### PROBLEM DETAILS:
Copy each line of the material in which the word "aves" appears.
[[ SUPPLIED INFORMATION open ]]
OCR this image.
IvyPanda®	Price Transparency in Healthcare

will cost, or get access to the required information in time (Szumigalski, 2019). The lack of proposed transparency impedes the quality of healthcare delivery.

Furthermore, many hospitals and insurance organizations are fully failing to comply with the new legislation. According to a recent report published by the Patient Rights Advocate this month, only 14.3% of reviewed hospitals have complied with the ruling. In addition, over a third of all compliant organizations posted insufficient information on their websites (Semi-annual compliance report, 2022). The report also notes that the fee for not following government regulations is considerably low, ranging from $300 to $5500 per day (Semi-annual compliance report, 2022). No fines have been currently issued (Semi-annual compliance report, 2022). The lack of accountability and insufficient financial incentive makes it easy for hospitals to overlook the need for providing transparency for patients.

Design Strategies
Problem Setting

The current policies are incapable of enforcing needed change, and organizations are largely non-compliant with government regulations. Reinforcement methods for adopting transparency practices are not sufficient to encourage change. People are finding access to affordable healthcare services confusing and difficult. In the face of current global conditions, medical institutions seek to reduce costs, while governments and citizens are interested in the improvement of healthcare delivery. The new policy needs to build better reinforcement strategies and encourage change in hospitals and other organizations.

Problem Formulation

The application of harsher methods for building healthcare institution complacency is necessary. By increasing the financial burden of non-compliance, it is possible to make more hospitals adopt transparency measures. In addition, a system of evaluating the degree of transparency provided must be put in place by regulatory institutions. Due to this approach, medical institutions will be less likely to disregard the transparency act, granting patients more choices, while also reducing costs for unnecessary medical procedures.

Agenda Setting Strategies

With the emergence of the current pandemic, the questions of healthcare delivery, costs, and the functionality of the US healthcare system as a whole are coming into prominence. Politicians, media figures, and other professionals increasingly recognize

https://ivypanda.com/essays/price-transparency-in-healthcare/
[[ SUPPLIED INFORMATION closed ]]
[[ SUPPLIED INFORMATION open ]]
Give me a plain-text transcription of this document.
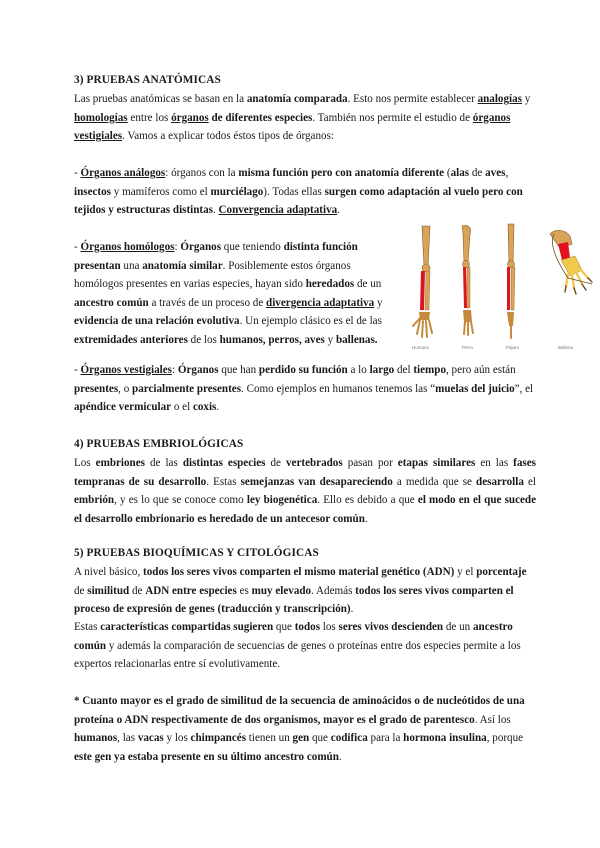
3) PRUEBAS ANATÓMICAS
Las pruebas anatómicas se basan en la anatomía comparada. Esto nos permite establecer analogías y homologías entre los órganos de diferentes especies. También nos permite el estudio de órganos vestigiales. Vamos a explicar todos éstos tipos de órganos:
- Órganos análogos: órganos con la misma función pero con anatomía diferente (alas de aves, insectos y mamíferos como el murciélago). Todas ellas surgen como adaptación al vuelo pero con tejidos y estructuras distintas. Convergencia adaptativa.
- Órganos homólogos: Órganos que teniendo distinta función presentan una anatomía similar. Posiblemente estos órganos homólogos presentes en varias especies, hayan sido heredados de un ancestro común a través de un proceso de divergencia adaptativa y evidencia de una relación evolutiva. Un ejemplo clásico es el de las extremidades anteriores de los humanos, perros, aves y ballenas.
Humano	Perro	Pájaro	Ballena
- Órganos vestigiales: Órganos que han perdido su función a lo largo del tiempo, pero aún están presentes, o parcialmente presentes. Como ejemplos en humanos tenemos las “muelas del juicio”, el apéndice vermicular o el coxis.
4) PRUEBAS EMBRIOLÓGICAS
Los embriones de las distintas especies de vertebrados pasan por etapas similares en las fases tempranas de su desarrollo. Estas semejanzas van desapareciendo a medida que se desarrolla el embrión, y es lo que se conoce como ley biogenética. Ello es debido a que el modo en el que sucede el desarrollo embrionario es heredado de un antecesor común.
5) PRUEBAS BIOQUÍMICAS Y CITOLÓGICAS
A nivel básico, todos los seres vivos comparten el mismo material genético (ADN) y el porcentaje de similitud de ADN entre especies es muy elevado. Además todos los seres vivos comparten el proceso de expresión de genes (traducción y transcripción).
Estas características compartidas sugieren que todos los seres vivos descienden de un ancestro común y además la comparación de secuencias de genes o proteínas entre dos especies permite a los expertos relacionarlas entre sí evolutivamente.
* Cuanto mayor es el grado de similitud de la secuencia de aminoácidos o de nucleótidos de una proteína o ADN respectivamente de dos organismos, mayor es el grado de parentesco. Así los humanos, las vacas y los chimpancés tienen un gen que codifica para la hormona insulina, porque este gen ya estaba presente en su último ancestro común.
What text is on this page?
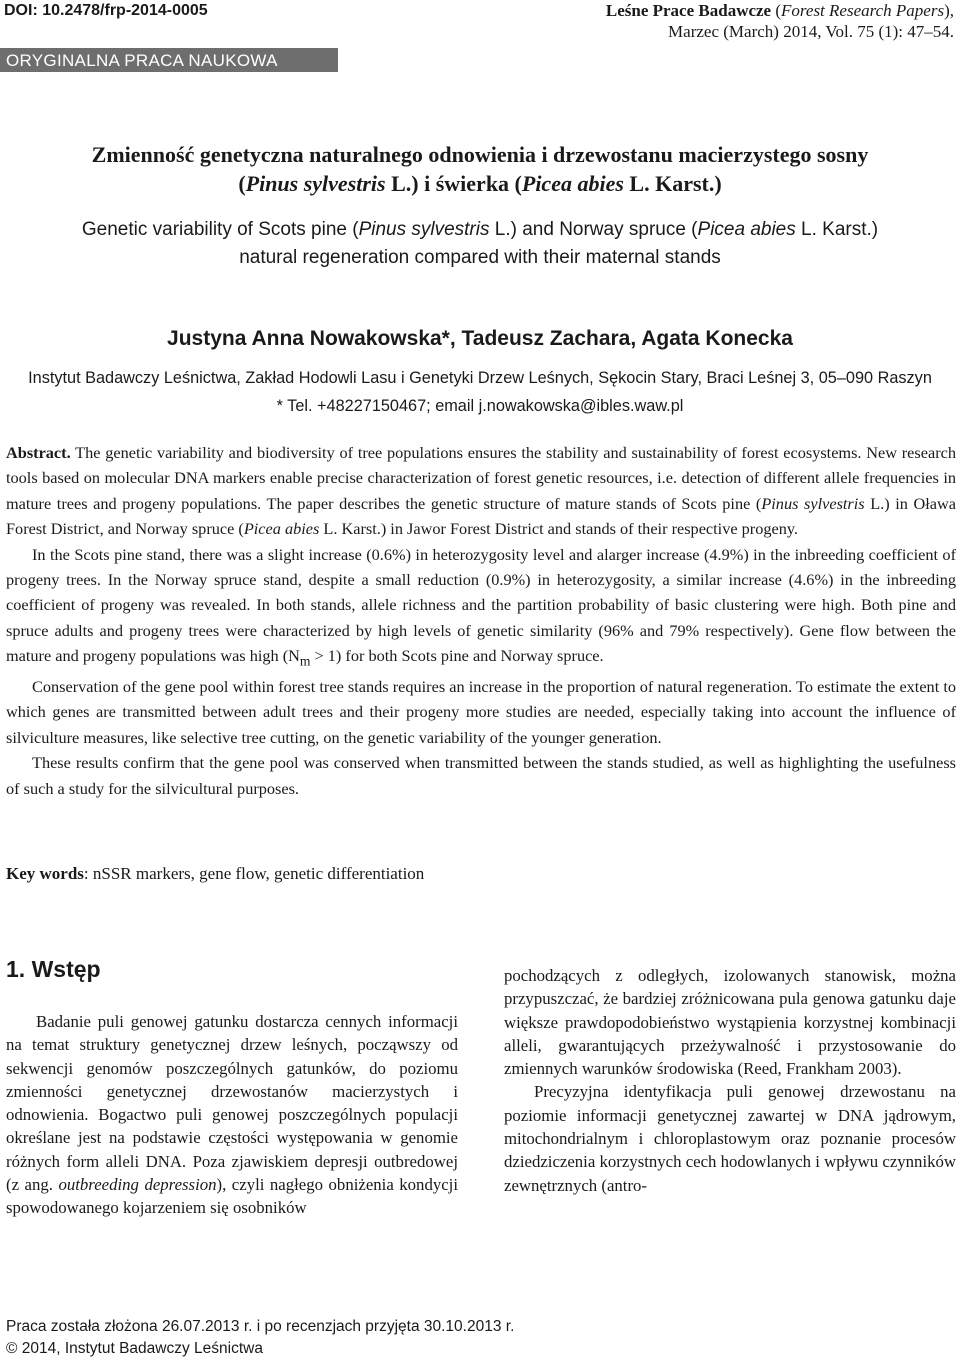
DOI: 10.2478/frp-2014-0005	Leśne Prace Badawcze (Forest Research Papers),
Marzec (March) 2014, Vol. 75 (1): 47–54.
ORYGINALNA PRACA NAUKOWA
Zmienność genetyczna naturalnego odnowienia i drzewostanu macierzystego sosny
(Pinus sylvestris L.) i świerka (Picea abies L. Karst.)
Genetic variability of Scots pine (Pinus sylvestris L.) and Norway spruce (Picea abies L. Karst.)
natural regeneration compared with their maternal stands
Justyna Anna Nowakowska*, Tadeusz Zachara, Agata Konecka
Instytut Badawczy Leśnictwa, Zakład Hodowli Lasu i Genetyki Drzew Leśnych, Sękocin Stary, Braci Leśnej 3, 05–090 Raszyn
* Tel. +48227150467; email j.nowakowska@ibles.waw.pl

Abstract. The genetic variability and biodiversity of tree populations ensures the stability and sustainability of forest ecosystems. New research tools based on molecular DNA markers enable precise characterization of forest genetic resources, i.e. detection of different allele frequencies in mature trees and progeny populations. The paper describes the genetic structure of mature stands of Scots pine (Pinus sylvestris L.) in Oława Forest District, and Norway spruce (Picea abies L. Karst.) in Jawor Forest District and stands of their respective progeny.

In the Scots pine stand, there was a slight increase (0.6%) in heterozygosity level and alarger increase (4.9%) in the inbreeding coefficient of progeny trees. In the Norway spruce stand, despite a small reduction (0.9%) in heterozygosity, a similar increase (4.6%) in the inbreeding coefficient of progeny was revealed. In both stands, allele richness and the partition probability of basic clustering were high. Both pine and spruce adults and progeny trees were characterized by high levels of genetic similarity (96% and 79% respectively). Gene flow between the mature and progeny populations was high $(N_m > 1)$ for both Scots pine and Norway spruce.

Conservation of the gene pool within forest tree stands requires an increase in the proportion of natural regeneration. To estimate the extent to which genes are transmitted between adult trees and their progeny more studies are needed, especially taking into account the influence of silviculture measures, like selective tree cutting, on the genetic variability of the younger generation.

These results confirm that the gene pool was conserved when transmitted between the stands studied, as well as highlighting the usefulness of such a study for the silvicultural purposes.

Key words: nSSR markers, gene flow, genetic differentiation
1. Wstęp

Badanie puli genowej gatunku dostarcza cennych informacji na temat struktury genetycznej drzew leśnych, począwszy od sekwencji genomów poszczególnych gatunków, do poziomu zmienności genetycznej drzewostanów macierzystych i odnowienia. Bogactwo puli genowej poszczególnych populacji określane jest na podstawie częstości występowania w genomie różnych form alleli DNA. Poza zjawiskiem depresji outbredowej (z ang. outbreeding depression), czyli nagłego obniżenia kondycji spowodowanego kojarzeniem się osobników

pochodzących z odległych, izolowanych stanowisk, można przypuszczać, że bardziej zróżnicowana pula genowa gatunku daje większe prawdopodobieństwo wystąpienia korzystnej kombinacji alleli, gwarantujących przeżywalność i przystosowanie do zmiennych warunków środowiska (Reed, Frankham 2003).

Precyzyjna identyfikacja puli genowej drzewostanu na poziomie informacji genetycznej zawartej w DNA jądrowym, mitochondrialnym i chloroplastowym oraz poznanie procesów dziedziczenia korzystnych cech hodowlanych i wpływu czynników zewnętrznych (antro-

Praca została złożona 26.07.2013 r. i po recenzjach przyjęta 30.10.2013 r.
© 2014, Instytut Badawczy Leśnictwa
[[ SUPPLIED INFORMATION closed ]]
[[ SUPPLIED INFORMATION open ]]
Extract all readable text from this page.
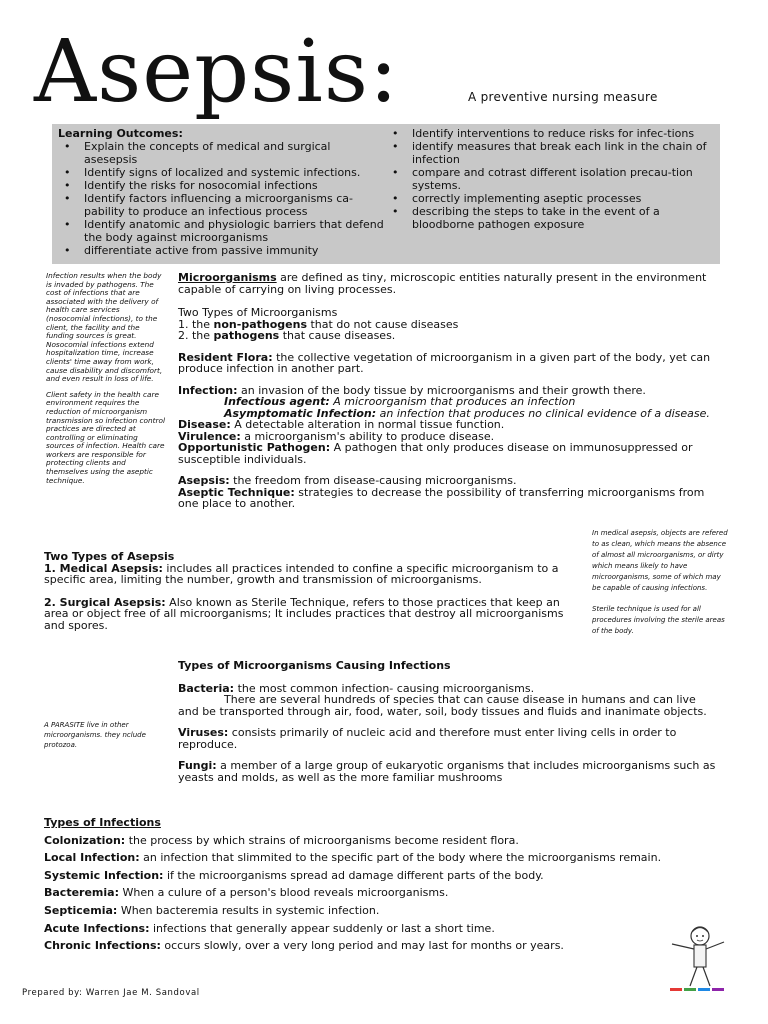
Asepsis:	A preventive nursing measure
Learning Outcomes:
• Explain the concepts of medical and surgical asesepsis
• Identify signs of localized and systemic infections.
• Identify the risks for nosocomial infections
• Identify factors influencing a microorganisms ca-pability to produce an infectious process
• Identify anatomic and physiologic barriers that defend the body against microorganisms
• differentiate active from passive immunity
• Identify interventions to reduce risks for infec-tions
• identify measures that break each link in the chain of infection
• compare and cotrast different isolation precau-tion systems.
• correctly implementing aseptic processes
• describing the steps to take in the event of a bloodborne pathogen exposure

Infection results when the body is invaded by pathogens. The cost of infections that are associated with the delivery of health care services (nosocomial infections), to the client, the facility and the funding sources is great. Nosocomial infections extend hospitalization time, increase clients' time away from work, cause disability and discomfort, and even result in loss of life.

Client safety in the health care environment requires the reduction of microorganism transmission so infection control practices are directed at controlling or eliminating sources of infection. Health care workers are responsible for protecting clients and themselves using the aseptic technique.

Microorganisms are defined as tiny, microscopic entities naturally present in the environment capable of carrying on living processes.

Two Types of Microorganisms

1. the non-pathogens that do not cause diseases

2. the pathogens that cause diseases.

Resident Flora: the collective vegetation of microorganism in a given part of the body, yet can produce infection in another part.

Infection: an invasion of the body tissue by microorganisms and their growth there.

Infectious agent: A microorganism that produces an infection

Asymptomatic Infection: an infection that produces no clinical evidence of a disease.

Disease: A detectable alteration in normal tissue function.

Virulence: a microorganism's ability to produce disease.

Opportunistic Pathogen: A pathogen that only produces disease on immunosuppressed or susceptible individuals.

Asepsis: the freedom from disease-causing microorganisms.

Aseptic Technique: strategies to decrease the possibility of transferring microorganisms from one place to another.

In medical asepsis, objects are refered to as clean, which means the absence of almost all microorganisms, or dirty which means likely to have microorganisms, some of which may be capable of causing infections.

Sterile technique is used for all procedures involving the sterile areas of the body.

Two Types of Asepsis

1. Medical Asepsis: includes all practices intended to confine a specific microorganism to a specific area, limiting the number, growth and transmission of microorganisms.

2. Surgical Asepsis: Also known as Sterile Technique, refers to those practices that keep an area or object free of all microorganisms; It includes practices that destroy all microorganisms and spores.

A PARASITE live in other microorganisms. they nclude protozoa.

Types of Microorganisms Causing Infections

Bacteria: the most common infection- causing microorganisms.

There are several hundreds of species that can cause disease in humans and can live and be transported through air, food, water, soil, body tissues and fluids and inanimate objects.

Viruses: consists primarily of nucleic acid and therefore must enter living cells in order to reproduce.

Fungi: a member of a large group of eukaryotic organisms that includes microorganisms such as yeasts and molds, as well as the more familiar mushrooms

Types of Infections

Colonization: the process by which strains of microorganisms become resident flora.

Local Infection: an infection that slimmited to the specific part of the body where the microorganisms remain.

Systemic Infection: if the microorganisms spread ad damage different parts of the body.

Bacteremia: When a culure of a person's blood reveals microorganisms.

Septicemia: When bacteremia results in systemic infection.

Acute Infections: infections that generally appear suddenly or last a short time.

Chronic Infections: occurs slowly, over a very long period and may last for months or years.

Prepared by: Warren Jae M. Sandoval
[[ SUPPLIED INFORMATION closed ]]
### THE ANSWER:
- Órganos análogos: órganos con la misma función pero con anatomía diferente (alas de aves, insectos y mamíferos como el murciélago). Todas ellas surgen como adaptación al vuelo pero con tejidos y estructuras distintas. Convergencia adaptativa.
- Órganos homólogos: Órganos que teniendo distinta función presentan una anatomía similar. Posiblemente estos órganos homólogos presentes en varias especies, hayan sido heredados de un ancestro común a través de un proceso de divergencia adaptativa y evidencia de una relación evolutiva. Un ejemplo clásico es el de las extremidades anteriores de los humanos, perros, aves y ballenas.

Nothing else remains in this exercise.